*Work instructions*: Pull every line holding the string "letter" from the records below.

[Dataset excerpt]
_ _ _ _ _ _ _
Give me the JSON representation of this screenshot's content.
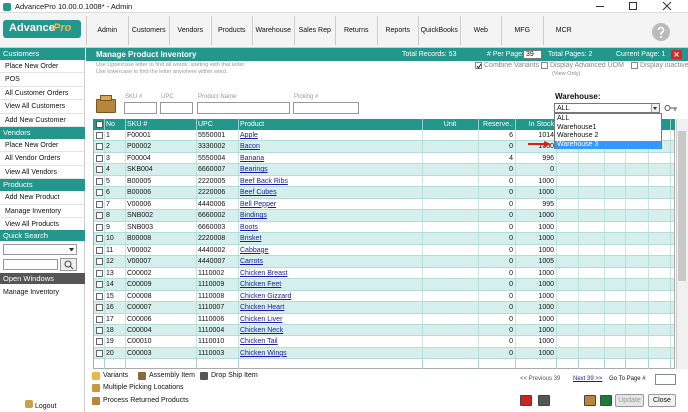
{
  "window": {
    "title": "AdvancePro 10.00.0.1008* - Admin"
  },
  "logo": {
    "text1": "Advance",
    "text2": "Pro"
  },
  "menu": [
    "Admin",
    "Customers",
    "Vendors",
    "Products",
    "Warehouse",
    "Sales Rep",
    "Returns",
    "Reports",
    "QuickBooks",
    "Web",
    "MFG",
    "MCR"
  ],
  "sidebar": {
    "sections": [
      {
        "title": "Customers",
        "items": [
          "Place New Order",
          "POS",
          "All Customer Orders",
          "View All Customers",
          "Add New Customer"
        ]
      },
      {
        "title": "Vendors",
        "items": [
          "Place New Order",
          "All Vendor Orders",
          "View All Vendors"
        ]
      },
      {
        "title": "Products",
        "items": [
          "Add New Product",
          "Manage Inventory",
          "View All Products"
        ]
      }
    ],
    "quick_search": "Quick Search",
    "open_windows": {
      "title": "Open Windows",
      "items": [
        "Manage Inventory"
      ]
    },
    "logout": "Logout"
  },
  "header": {
    "title": "Manage Product Inventory",
    "total_records": "Total Records: 53",
    "per_page_label": "# Per Page:",
    "per_page": 39,
    "total_pages": "Total Pages: 2",
    "current_page": "Current Page: 1"
  },
  "hints": [
    "Use Uppercase letter to find all words, starting with that letter.",
    "Use lowercase to find the letter anywhere within word."
  ],
  "options": [
    {
      "label": "Combine Variants",
      "checked": true
    },
    {
      "label": "Display Advanced UOM",
      "note": "(View Only)",
      "checked": false
    },
    {
      "label": "Display inactive",
      "checked": false
    }
  ],
  "filters": [
    "SKU #",
    "UPC",
    "Product Name",
    "Picking #"
  ],
  "warehouse": {
    "label": "Warehouse:",
    "selected": "ALL",
    "options": [
      "ALL",
      "Warehouse1",
      "Warehouse 2",
      "Warehouse 3"
    ],
    "highlighted": 3
  },
  "table": {
    "columns": [
      "No",
      "SKU #",
      "UPC",
      "Product",
      "Unit",
      "Reserve..",
      "In Stock"
    ],
    "rows": [
      [
        1,
        "F00001",
        "5550001",
        "Apple",
        6,
        1014
      ],
      [
        2,
        "P00002",
        "3330002",
        "Bacon",
        0,
        1000
      ],
      [
        3,
        "F00004",
        "5550004",
        "Banana",
        4,
        996
      ],
      [
        4,
        "SKB004",
        "6660007",
        "Bearings",
        0,
        0
      ],
      [
        5,
        "B00005",
        "2220005",
        "Beef Back Ribs",
        0,
        1000
      ],
      [
        6,
        "B00006",
        "2220006",
        "Beef Cubes",
        0,
        1000
      ],
      [
        7,
        "V00006",
        "4440006",
        "Bell Pepper",
        0,
        995
      ],
      [
        8,
        "SNB002",
        "6660002",
        "Bindings",
        0,
        1000
      ],
      [
        9,
        "SNB003",
        "6660003",
        "Boots",
        0,
        1000
      ],
      [
        10,
        "B00008",
        "2220008",
        "Brisket",
        0,
        1000
      ],
      [
        11,
        "V00002",
        "4440002",
        "Cabbage",
        0,
        1000
      ],
      [
        12,
        "V00007",
        "4440007",
        "Carrots",
        0,
        1005
      ],
      [
        13,
        "C00002",
        "1110002",
        "Chicken Breast",
        0,
        1000
      ],
      [
        14,
        "C00009",
        "1110009",
        "Chicken Feet",
        0,
        1000
      ],
      [
        15,
        "C00008",
        "1110008",
        "Chicken Gizzard",
        0,
        1000
      ],
      [
        16,
        "C00007",
        "1110007",
        "Chicken Heart",
        0,
        1000
      ],
      [
        17,
        "C00006",
        "1110006",
        "Chicken Liver",
        0,
        1000
      ],
      [
        18,
        "C00004",
        "1110004",
        "Chicken Neck",
        0,
        1000
      ],
      [
        19,
        "C00010",
        "1110010",
        "Chicken Tail",
        0,
        1000
      ],
      [
        20,
        "C00003",
        "1110003",
        "Chicken Wings",
        0,
        1000
      ]
    ]
  },
  "legend": [
    "Variants",
    "Assembly Item",
    "Drop Ship Item",
    "Multiple Picking Locations",
    "Process Returned Products"
  ],
  "pager": {
    "prev": "<< Previous 39",
    "next": "Next 39 >>",
    "goto": "Go To Page #"
  },
  "buttons": [
    "Update",
    "Close"
  ]
}
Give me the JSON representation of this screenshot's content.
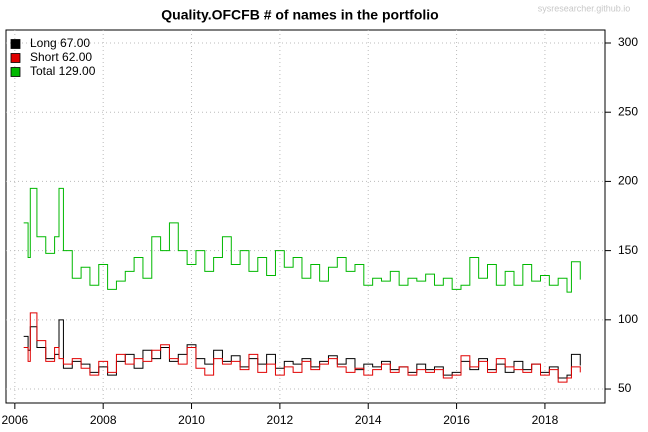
{
  "chart_data": {
    "type": "step",
    "title": "Quality.OFCFB # of names in the portfolio",
    "watermark": "sysresearcher.github.io",
    "x": [
      2006.2,
      2006.3,
      2006.35,
      2006.5,
      2006.7,
      2006.9,
      2007.0,
      2007.1,
      2007.3,
      2007.5,
      2007.7,
      2007.9,
      2008.1,
      2008.3,
      2008.5,
      2008.7,
      2008.9,
      2009.1,
      2009.3,
      2009.5,
      2009.7,
      2009.9,
      2010.1,
      2010.3,
      2010.5,
      2010.7,
      2010.9,
      2011.1,
      2011.3,
      2011.5,
      2011.7,
      2011.9,
      2012.1,
      2012.3,
      2012.5,
      2012.7,
      2012.9,
      2013.1,
      2013.3,
      2013.5,
      2013.7,
      2013.9,
      2014.1,
      2014.3,
      2014.5,
      2014.7,
      2014.9,
      2015.1,
      2015.3,
      2015.5,
      2015.7,
      2015.9,
      2016.1,
      2016.3,
      2016.5,
      2016.7,
      2016.9,
      2017.1,
      2017.3,
      2017.5,
      2017.7,
      2017.9,
      2018.1,
      2018.3,
      2018.5,
      2018.6,
      2018.8
    ],
    "series": [
      {
        "name": "Long",
        "legend_label": "Long  67.00",
        "color": "#000000",
        "values": [
          88,
          78,
          95,
          80,
          72,
          75,
          100,
          65,
          70,
          68,
          62,
          66,
          60,
          70,
          75,
          65,
          78,
          72,
          80,
          70,
          75,
          82,
          72,
          68,
          78,
          70,
          74,
          66,
          72,
          68,
          75,
          65,
          70,
          68,
          72,
          66,
          70,
          74,
          68,
          72,
          64,
          68,
          66,
          70,
          64,
          66,
          62,
          68,
          64,
          66,
          60,
          62,
          70,
          64,
          72,
          64,
          68,
          62,
          70,
          64,
          68,
          62,
          66,
          58,
          60,
          75,
          67
        ]
      },
      {
        "name": "Short",
        "legend_label": "Short  62.00",
        "color": "#e00000",
        "values": [
          80,
          70,
          105,
          85,
          70,
          80,
          72,
          68,
          72,
          65,
          60,
          70,
          62,
          75,
          68,
          72,
          70,
          78,
          82,
          72,
          68,
          80,
          65,
          60,
          72,
          68,
          70,
          64,
          75,
          62,
          68,
          60,
          66,
          62,
          70,
          64,
          68,
          72,
          66,
          62,
          65,
          60,
          64,
          68,
          62,
          66,
          60,
          64,
          62,
          64,
          58,
          60,
          74,
          66,
          70,
          62,
          72,
          66,
          64,
          62,
          68,
          60,
          64,
          55,
          58,
          66,
          62
        ]
      },
      {
        "name": "Total",
        "legend_label": "Total 129.00",
        "color": "#00b800",
        "values": [
          170,
          145,
          195,
          160,
          148,
          160,
          195,
          150,
          130,
          138,
          125,
          140,
          122,
          128,
          135,
          145,
          130,
          160,
          150,
          170,
          150,
          140,
          150,
          135,
          145,
          160,
          140,
          150,
          135,
          145,
          132,
          150,
          138,
          145,
          130,
          140,
          128,
          138,
          145,
          135,
          140,
          125,
          130,
          128,
          135,
          125,
          130,
          128,
          133,
          125,
          130,
          122,
          125,
          145,
          130,
          140,
          125,
          135,
          125,
          140,
          128,
          132,
          125,
          130,
          120,
          142,
          129
        ]
      }
    ],
    "xlim": [
      2005.8,
      2019.36
    ],
    "xticks": [
      2006,
      2008,
      2010,
      2012,
      2014,
      2016,
      2018
    ],
    "ylim": [
      39.9,
      309.4
    ],
    "yticks": [
      50,
      100,
      150,
      200,
      250,
      300
    ],
    "grid": true,
    "legend": "top-left"
  }
}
_ _ _ _ _ _ _
*Solution to the problem*:
    "Use Uppercase letter to find all words, starting with that letter.",
    "Use lowercase to find the letter anywhere within word."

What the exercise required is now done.